■ EXTRACTED ENTRIES
----------

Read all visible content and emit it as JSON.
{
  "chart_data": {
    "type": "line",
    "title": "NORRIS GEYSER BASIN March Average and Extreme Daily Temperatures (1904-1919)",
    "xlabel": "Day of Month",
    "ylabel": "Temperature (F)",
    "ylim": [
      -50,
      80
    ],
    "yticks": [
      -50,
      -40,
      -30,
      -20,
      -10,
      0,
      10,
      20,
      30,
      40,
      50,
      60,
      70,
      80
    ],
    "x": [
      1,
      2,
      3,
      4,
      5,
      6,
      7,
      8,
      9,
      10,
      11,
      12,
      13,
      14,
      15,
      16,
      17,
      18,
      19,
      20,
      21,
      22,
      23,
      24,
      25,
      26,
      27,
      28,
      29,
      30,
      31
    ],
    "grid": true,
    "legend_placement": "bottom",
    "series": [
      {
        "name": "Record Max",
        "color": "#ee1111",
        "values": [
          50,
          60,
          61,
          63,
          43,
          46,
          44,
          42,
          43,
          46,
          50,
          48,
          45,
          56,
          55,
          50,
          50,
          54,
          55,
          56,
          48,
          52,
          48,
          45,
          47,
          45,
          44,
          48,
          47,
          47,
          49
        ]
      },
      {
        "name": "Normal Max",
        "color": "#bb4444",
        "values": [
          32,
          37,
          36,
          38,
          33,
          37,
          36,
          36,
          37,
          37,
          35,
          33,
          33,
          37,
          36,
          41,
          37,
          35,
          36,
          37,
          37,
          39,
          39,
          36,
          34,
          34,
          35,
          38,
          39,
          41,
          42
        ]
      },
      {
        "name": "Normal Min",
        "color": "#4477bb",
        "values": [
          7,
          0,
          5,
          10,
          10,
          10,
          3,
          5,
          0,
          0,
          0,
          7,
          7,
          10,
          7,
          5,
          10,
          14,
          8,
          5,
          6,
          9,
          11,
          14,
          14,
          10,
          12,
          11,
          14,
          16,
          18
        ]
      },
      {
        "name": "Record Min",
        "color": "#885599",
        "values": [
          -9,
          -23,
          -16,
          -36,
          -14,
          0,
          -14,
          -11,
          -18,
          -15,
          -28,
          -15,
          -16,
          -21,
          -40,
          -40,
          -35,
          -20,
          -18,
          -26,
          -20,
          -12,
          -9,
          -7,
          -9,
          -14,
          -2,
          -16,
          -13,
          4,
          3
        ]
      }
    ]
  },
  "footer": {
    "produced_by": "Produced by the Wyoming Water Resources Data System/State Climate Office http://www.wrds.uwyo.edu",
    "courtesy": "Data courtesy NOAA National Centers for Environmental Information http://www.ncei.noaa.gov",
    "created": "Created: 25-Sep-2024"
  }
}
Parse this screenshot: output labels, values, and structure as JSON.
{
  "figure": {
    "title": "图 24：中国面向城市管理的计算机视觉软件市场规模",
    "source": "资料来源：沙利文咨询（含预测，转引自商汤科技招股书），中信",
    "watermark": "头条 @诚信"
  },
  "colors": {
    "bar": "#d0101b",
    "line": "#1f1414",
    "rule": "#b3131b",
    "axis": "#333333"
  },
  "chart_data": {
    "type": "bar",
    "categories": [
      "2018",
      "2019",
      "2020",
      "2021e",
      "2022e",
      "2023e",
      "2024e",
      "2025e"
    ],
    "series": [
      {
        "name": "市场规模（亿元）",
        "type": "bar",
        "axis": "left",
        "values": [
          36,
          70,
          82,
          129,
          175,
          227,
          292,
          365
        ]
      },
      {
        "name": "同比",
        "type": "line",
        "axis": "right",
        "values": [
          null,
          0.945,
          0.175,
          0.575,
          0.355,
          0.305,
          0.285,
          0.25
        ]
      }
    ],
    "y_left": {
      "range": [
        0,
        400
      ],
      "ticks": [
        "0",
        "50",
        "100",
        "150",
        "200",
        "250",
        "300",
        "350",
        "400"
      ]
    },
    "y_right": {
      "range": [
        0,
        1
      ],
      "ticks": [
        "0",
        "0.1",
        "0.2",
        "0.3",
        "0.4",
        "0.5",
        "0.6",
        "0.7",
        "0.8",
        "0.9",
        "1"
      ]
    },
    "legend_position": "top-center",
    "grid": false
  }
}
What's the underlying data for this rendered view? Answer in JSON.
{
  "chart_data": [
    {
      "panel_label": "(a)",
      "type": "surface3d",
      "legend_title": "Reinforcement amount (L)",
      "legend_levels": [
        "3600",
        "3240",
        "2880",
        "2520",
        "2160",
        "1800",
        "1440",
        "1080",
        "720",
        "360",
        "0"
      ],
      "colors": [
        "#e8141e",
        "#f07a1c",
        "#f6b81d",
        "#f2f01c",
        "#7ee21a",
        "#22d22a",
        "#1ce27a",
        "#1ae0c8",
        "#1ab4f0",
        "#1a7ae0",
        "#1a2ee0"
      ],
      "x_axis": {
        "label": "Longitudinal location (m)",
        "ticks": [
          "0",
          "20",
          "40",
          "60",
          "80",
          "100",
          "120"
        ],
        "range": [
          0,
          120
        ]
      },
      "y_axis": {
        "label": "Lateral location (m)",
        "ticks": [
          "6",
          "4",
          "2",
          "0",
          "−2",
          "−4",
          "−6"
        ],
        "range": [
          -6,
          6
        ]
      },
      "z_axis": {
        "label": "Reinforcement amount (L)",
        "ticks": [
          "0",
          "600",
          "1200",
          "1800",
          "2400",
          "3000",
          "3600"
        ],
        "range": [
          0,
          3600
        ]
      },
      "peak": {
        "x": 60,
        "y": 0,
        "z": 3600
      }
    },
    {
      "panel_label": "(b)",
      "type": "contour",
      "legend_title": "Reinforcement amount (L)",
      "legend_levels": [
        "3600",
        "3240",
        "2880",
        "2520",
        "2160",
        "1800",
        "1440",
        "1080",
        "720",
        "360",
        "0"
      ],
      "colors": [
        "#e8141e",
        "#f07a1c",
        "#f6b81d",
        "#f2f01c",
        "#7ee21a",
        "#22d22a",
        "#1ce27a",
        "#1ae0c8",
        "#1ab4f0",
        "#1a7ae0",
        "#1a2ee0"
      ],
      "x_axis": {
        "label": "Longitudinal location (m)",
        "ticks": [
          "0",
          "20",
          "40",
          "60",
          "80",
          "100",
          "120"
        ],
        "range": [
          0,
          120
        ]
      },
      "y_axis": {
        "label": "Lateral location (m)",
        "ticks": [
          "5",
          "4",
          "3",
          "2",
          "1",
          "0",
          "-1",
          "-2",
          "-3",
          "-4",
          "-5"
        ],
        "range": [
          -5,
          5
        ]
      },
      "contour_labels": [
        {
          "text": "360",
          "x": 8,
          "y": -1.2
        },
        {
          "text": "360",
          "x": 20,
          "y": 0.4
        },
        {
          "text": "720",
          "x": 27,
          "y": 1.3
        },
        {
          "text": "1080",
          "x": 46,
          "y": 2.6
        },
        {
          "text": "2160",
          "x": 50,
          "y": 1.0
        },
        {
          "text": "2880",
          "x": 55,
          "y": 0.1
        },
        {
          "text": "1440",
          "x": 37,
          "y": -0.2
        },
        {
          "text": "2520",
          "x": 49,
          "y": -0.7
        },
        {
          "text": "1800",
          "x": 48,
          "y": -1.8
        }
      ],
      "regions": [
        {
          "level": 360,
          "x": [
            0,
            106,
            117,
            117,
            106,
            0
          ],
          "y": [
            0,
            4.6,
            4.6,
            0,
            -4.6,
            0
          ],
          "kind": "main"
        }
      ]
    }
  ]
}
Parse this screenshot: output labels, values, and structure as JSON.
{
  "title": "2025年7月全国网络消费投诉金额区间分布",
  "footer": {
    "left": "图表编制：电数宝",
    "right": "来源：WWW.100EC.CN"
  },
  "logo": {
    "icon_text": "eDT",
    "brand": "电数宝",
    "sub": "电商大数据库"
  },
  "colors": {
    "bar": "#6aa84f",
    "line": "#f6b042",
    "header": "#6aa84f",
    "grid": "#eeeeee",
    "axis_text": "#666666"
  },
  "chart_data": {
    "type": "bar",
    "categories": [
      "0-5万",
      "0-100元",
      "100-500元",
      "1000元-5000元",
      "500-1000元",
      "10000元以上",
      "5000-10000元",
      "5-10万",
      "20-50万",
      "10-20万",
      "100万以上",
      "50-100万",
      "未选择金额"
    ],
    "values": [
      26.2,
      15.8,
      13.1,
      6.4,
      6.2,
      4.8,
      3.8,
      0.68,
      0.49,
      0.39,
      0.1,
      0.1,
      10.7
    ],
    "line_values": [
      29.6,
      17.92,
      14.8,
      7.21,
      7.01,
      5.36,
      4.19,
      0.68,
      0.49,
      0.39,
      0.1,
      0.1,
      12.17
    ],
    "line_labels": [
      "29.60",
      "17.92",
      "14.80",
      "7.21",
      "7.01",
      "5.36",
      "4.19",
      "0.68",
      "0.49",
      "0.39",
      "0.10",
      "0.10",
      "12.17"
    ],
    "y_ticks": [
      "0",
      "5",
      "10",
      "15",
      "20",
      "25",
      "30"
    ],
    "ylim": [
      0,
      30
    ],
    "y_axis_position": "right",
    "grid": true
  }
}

----------

■ TASK BRIEF
Lines containing the string "http" are to be selected and copied.

■ SOLUTION BELOW
    "produced_by": "Produced by the Wyoming Water Resources Data System/State Climate Office http://www.wrds.uwyo.edu",
    "courtesy": "Data courtesy NOAA National Centers for Environmental Information http://www.ncei.noaa.gov",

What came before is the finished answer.